Stored data
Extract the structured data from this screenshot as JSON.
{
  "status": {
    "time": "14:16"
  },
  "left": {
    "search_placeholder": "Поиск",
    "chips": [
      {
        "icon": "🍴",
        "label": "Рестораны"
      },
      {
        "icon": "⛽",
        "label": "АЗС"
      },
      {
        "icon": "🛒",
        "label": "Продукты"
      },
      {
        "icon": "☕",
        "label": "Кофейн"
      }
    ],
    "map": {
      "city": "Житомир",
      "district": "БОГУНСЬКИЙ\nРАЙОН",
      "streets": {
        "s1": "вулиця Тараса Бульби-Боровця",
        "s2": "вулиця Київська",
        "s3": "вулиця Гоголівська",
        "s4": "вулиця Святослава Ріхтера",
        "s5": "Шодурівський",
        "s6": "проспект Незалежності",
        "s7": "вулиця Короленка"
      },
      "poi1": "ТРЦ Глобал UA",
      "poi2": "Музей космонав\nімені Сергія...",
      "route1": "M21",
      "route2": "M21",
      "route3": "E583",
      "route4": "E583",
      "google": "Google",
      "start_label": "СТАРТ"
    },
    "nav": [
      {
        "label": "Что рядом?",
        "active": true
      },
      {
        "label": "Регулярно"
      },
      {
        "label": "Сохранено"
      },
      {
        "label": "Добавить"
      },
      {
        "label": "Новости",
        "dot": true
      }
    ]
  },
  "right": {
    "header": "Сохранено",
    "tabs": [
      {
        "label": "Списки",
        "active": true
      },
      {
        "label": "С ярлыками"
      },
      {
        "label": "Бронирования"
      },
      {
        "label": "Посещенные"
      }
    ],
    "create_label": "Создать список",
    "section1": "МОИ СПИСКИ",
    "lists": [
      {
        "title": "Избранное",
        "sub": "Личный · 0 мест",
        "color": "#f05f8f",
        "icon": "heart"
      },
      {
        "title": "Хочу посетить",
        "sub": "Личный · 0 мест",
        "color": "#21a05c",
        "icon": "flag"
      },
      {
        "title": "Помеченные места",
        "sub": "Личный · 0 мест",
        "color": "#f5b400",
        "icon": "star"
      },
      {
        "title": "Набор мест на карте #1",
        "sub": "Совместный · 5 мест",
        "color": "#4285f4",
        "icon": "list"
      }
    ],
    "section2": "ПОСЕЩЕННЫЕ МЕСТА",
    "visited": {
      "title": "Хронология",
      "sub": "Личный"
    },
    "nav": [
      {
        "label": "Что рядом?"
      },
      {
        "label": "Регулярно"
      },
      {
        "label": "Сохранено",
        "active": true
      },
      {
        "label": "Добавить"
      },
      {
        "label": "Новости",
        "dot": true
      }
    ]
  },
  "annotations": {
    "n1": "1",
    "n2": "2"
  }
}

### DIRECTIONS
From the entries above, copy every line where the word "Сохранено" shows up.

### SOLUTION TO THE EXERCISE
        "label": "Сохранено"
    "header": "Сохранено",
        "label": "Сохранено",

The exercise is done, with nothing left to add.